● Written task
Work out how many lines of the data hold the string "strong", and reply with that number alone.

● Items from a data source
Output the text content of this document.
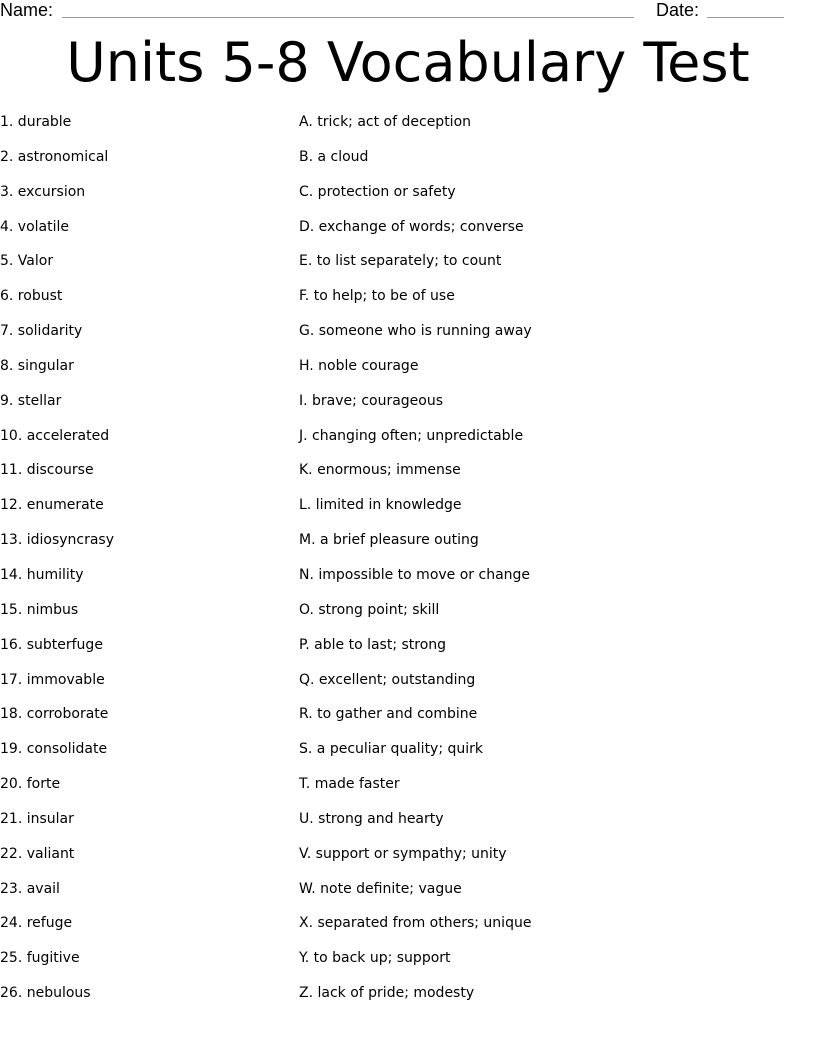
Name:	Date:
Units 5-8 Vocabulary Test
1. durable
2. astronomical
3. excursion
4. volatile
5. Valor
6. robust
7. solidarity
8. singular
9. stellar
10. accelerated
11. discourse
12. enumerate
13. idiosyncrasy
14. humility
15. nimbus
16. subterfuge
17. immovable
18. corroborate
19. consolidate
20. forte
21. insular
22. valiant
23. avail
24. refuge
25. fugitive
26. nebulous
A. trick; act of deception
B. a cloud
C. protection or safety
D. exchange of words; converse
E. to list separately; to count
F. to help; to be of use
G. someone who is running away
H. noble courage
I. brave; courageous
J. changing often; unpredictable
K. enormous; immense
L. limited in knowledge
M. a brief pleasure outing
N. impossible to move or change
O. strong point; skill
P. able to last; strong
Q. excellent; outstanding
R. to gather and combine
S. a peculiar quality; quirk
T. made faster
U. strong and hearty
V. support or sympathy; unity
W. note definite; vague
X. separated from others; unique
Y. to back up; support
Z. lack of pride; modesty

● Response to the task
3